Task brief
Using the text about the WGW performance, explain in one to three sentences why Sigrid says sports mirror the facade of contemporary life.

WGW is on view at Rose Easton Gallery until June 15, 2024.
Robert Greene, the author of The 48 Laws of Power once said that power is an invisible realm that envelopes society, where people continually battle each other though no one is trained to talk about it. Only when you make mistakes do you realize how political people are.
The rules of the game are simple, a referee in a fetish mask (Joshua Weidenmiller) exclaims to the crowd. Please. Don’t. Hurt. Me. Borrowing lines from Brache’s poems, the actors’ fragmented dialogues are a jarring display of cognitive dissonance in a three tableau narrative involving sports, the psyche, and polite society. The opponents, named Nothing Girl and Mary Magdalene, face each other in front of the nation’s flag, topping each other from the bottom, moving in-sync, writhing in a pool of red gelatin. The audience laughs, not knowing what to expect next. In the second scene, Josh plays an analyst examining Betsey in a lounge chair, an element of Jungian and Freudian influence on the night’s inquiries. Among those inquiries, the show’s co-directors probe into America’s obsession with the masking of oneself in order to survive and exist in reality; the juxtaposition of constraint and consequence deeply embedded in our daily roles.
“Sports mirror the facade of contemporary life,” Sigrid describes her and Brache’s vision for the evening, or poetry in motion, as she calls it. “We’re expected to perform, constantly pitted against one another within the capitalist machine under the scrutiny of a faceless judge.” One summary of the show could be more or less a marriage of central ideas revolving around interdependence, the unconscious, and PsychologyToday.com.

Data extract
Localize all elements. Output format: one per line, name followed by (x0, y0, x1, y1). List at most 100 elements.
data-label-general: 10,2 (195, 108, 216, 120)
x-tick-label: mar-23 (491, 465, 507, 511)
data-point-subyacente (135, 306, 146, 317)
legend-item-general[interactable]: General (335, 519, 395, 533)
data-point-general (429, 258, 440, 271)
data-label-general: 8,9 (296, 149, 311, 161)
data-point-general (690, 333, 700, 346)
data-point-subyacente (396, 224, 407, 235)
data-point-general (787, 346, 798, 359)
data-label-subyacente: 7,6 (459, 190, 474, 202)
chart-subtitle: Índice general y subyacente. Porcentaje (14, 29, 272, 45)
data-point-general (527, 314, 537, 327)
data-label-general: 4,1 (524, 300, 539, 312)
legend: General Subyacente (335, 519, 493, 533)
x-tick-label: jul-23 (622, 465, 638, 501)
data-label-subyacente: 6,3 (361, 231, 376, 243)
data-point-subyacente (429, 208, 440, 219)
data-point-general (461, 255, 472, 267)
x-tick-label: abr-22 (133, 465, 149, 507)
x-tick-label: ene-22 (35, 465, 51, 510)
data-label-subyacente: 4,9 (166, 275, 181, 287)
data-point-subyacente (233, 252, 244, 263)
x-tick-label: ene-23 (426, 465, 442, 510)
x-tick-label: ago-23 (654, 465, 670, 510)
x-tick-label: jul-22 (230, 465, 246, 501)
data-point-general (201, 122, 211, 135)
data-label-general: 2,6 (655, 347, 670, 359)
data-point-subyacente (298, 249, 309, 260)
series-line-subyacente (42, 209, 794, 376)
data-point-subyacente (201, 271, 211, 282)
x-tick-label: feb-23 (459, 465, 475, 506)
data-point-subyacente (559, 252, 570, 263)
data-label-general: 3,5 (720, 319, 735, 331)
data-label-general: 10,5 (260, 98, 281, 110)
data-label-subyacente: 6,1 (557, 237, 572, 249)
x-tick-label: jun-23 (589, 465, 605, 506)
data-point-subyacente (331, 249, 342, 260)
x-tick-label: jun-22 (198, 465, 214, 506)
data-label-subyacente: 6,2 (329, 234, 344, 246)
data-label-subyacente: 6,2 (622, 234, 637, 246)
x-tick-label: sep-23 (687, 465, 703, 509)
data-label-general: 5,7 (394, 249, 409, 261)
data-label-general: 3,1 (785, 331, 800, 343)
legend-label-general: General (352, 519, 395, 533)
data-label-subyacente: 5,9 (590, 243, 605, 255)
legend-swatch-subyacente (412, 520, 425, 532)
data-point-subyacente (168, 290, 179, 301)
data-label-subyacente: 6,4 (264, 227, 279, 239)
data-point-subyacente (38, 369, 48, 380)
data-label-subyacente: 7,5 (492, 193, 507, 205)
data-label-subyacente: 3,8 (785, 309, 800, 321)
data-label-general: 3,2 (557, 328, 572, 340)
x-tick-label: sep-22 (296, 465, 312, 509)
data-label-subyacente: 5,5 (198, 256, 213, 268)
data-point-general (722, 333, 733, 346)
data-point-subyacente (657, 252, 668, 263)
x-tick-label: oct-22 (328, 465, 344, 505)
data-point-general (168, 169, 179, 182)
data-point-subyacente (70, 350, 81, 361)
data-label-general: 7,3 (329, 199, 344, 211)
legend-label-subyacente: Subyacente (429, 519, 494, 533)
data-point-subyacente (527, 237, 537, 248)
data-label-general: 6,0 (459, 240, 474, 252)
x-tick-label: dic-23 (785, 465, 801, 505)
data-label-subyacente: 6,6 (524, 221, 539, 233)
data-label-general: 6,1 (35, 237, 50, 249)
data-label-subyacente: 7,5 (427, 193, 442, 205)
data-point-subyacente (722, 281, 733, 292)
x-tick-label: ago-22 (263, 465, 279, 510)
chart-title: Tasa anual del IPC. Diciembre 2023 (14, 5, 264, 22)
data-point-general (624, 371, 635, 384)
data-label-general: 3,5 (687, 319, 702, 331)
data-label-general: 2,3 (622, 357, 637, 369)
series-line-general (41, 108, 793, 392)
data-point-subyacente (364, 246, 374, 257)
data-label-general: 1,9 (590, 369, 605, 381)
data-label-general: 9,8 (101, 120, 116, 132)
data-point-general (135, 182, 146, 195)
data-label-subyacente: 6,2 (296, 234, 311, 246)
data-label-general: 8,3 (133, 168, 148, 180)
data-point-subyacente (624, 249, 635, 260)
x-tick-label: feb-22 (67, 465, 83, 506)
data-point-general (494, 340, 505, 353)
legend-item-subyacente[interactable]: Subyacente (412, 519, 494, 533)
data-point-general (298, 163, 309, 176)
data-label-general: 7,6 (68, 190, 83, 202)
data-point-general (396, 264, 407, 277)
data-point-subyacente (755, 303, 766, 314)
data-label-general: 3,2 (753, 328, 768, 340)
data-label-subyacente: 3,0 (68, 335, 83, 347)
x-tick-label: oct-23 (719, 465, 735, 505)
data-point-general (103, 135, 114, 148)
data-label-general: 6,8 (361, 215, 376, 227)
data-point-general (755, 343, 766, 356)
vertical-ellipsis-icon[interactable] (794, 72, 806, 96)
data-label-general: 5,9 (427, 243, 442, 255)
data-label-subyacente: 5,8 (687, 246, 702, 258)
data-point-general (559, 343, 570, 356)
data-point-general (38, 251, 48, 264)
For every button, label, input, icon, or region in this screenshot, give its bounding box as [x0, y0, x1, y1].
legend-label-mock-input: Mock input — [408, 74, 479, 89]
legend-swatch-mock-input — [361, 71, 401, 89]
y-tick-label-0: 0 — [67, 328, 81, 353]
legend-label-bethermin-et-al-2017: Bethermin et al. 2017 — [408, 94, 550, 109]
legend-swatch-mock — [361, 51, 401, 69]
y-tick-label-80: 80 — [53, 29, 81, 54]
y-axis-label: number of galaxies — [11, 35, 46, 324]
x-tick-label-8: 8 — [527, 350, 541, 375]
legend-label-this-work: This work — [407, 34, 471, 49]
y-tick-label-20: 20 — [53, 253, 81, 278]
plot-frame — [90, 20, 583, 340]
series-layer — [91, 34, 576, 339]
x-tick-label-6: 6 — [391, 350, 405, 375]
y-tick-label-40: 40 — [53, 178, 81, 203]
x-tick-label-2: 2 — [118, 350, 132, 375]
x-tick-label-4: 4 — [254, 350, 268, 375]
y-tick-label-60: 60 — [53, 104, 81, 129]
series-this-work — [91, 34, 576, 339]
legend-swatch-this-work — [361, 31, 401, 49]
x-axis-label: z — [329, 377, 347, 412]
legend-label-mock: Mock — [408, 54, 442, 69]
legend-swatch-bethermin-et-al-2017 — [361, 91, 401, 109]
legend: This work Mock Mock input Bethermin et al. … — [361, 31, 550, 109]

Solution for this exercise
Sigrid says we are expected to perform. She adds that we are constantly pitted against one another within the capitalist machine, under the scrutiny of a faceless judge, much as in sports.